GOAL:
Repeat every line of the data exactly, but not the pictures.

• • • • • • •

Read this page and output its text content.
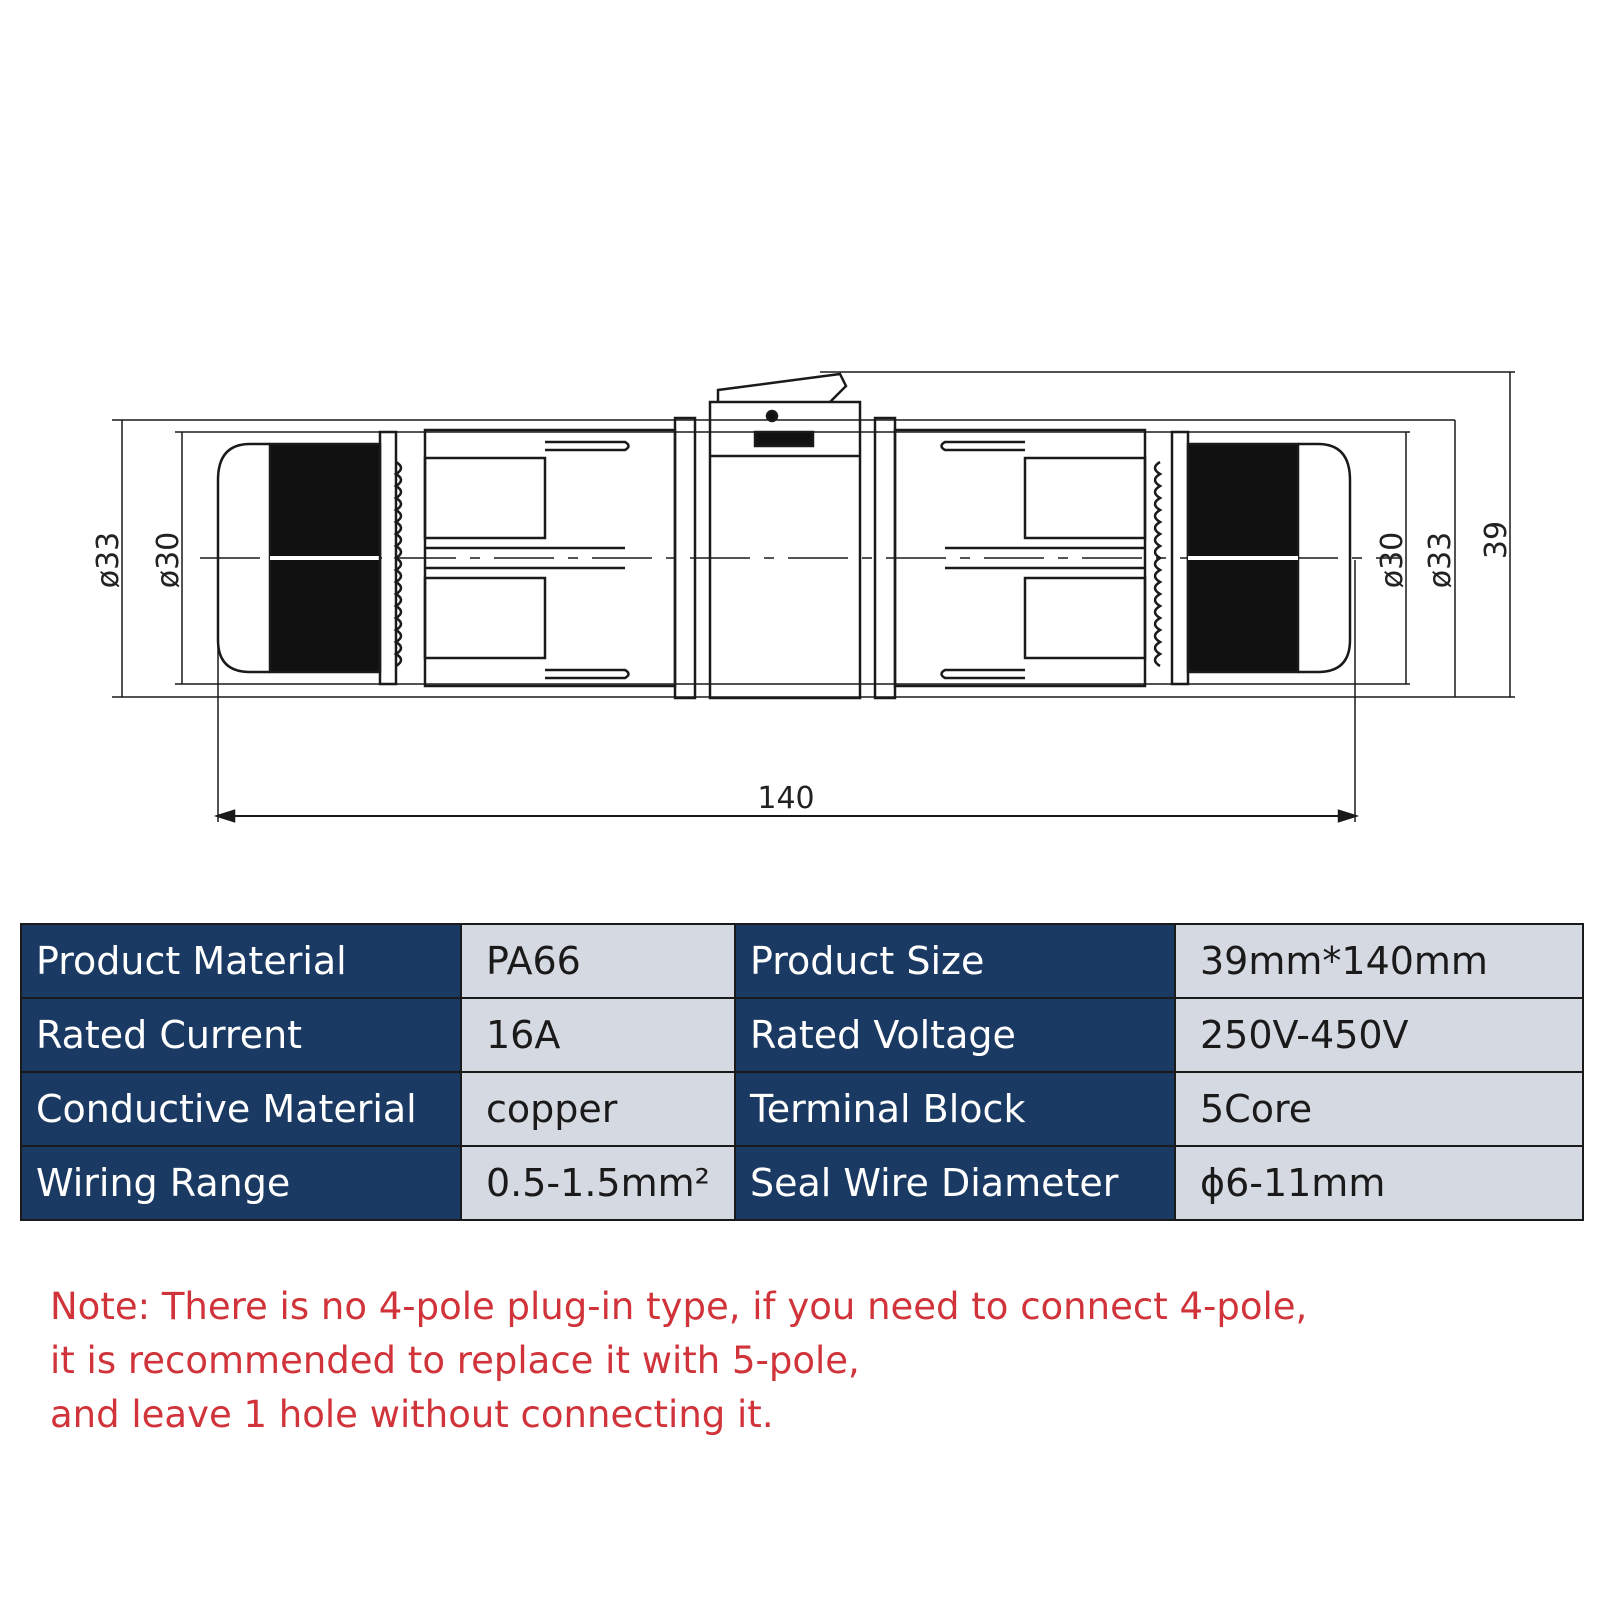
ø33 ø30	ø30 ø33 39
140
Product Material	PA66	Product Size	39mm*140mm
Rated Current	16A	Rated Voltage	250V-450V
Conductive Material	copper	Terminal Block	5Core
Wiring Range	0.5-1.5mm²	Seal Wire Diameter	ϕ6-11mm
Note: There is no 4-pole plug-in type, if you need to connect 4-pole,
it is recommended to replace it with 5-pole,
and leave 1 hole without connecting it.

• • • • • • •

THE COMPLETED TASK:
Read this page and output its text content.
ø33 ø30	ø30 ø33 39
140
Product Material	PA66	Product Size	39mm*140mm
Rated Current	16A	Rated Voltage	250V-450V
Conductive Material	copper	Terminal Block	5Core
Wiring Range	0.5-1.5mm²	Seal Wire Diameter	ϕ6-11mm
Note: There is no 4-pole plug-in type, if you need to connect 4-pole,
it is recommended to replace it with 5-pole,
and leave 1 hole without connecting it.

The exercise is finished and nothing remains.